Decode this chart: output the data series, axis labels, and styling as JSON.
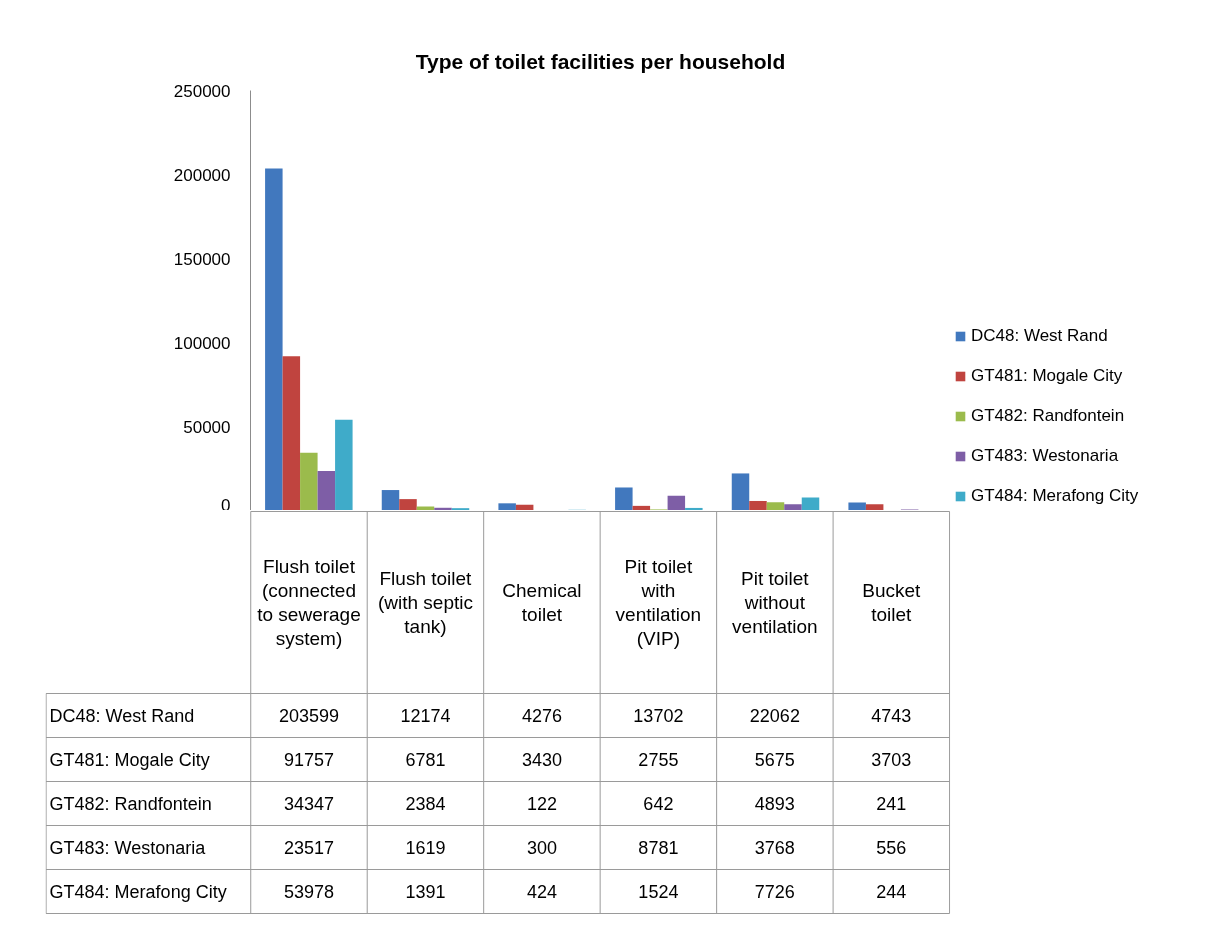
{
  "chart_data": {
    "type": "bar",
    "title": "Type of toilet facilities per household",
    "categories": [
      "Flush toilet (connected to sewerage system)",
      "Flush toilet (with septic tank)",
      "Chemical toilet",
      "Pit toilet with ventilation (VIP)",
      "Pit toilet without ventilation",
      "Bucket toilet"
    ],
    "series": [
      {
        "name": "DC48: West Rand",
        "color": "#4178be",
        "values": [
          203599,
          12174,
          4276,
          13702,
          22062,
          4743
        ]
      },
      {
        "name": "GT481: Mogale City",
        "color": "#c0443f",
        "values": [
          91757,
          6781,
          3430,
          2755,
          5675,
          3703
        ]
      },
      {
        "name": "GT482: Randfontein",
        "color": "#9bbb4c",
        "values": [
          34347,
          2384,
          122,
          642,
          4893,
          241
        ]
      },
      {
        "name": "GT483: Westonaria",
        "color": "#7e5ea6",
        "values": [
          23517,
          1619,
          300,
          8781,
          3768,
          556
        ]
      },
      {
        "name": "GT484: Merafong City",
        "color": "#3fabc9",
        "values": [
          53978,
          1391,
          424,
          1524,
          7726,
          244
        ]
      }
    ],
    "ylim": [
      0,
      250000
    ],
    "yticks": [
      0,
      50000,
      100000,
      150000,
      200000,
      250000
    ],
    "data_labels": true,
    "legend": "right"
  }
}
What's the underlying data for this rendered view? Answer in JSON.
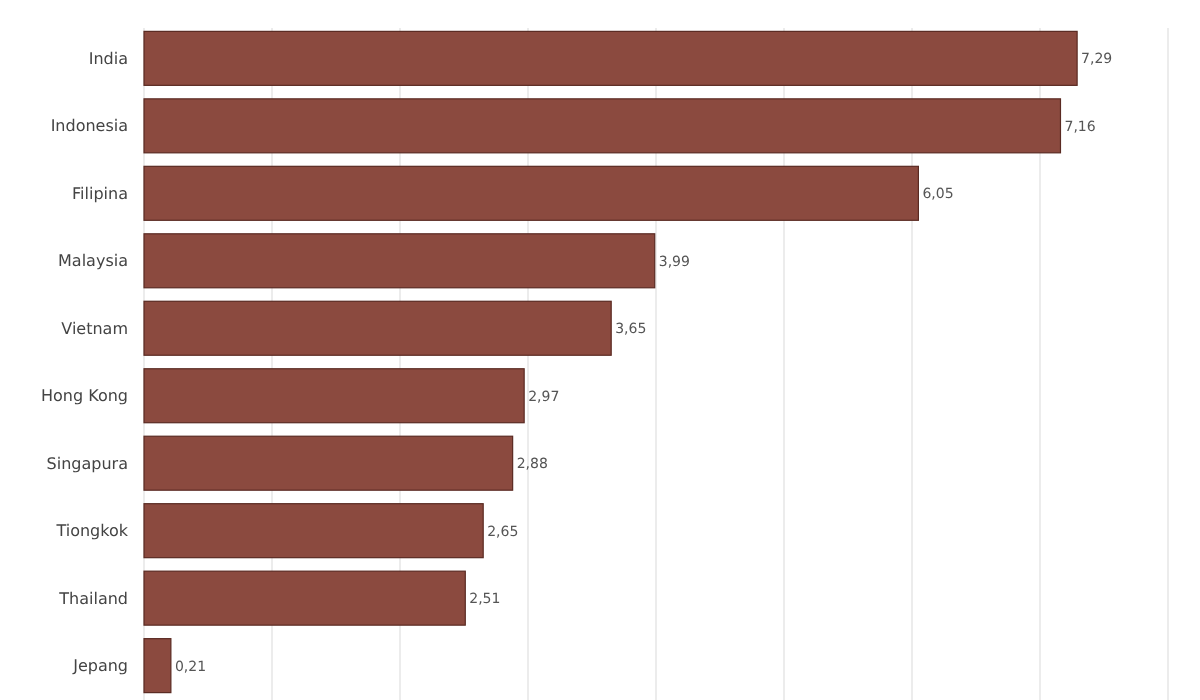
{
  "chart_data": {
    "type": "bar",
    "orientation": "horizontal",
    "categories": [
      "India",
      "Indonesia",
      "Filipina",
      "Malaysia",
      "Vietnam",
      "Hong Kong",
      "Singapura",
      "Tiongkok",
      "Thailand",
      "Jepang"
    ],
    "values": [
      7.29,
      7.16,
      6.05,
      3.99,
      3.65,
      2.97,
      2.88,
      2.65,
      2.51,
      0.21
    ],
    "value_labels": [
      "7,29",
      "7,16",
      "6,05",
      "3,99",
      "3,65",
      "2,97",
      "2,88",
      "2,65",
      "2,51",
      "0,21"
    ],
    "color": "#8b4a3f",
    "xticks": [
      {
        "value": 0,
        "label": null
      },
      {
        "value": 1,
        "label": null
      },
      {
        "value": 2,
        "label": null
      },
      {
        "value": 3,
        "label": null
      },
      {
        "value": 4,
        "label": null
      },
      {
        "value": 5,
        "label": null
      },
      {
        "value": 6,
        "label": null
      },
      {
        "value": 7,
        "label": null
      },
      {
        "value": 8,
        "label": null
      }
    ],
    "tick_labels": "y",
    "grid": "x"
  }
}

◇ ◇ ◇ ◇

* _WRITTEN INSTRUCTION_
Reproduce every entry exactly, but omit each picture.

* _TASK SOLUTION_
Decode this chart: output the data series, axis labels, and styling as JSON.
{
  "chart_data": {
    "type": "bar",
    "title": "Type of toilet facilities per household",
    "categories": [
      "Flush toilet (connected to sewerage system)",
      "Flush toilet (with septic tank)",
      "Chemical toilet",
      "Pit toilet with ventilation (VIP)",
      "Pit toilet without ventilation",
      "Bucket toilet"
    ],
    "series": [
      {
        "name": "DC48: West Rand",
        "color": "#4178be",
        "values": [
          203599,
          12174,
          4276,
          13702,
          22062,
          4743
        ]
      },
      {
        "name": "GT481: Mogale City",
        "color": "#c0443f",
        "values": [
          91757,
          6781,
          3430,
          2755,
          5675,
          3703
        ]
      },
      {
        "name": "GT482: Randfontein",
        "color": "#9bbb4c",
        "values": [
          34347,
          2384,
          122,
          642,
          4893,
          241
        ]
      },
      {
        "name": "GT483: Westonaria",
        "color": "#7e5ea6",
        "values": [
          23517,
          1619,
          300,
          8781,
          3768,
          556
        ]
      },
      {
        "name": "GT484: Merafong City",
        "color": "#3fabc9",
        "values": [
          53978,
          1391,
          424,
          1524,
          7726,
          244
        ]
      }
    ],
    "ylim": [
      0,
      250000
    ],
    "yticks": [
      0,
      50000,
      100000,
      150000,
      200000,
      250000
    ],
    "data_labels": true,
    "legend": "right"
  }
}
What's the underlying data for this rendered view? Answer in JSON.
{
  "chart_data": {
    "type": "bar",
    "orientation": "horizontal",
    "categories": [
      "India",
      "Indonesia",
      "Filipina",
      "Malaysia",
      "Vietnam",
      "Hong Kong",
      "Singapura",
      "Tiongkok",
      "Thailand",
      "Jepang"
    ],
    "values": [
      7.29,
      7.16,
      6.05,
      3.99,
      3.65,
      2.97,
      2.88,
      2.65,
      2.51,
      0.21
    ],
    "value_labels": [
      "7,29",
      "7,16",
      "6,05",
      "3,99",
      "3,65",
      "2,97",
      "2,88",
      "2,65",
      "2,51",
      "0,21"
    ],
    "color": "#8b4a3f",
    "xticks": [
      {
        "value": 0,
        "label": null
      },
      {
        "value": 1,
        "label": null
      },
      {
        "value": 2,
        "label": null
      },
      {
        "value": 3,
        "label": null
      },
      {
        "value": 4,
        "label": null
      },
      {
        "value": 5,
        "label": null
      },
      {
        "value": 6,
        "label": null
      },
      {
        "value": 7,
        "label": null
      },
      {
        "value": 8,
        "label": null
      }
    ],
    "tick_labels": "y",
    "grid": "x"
  }
}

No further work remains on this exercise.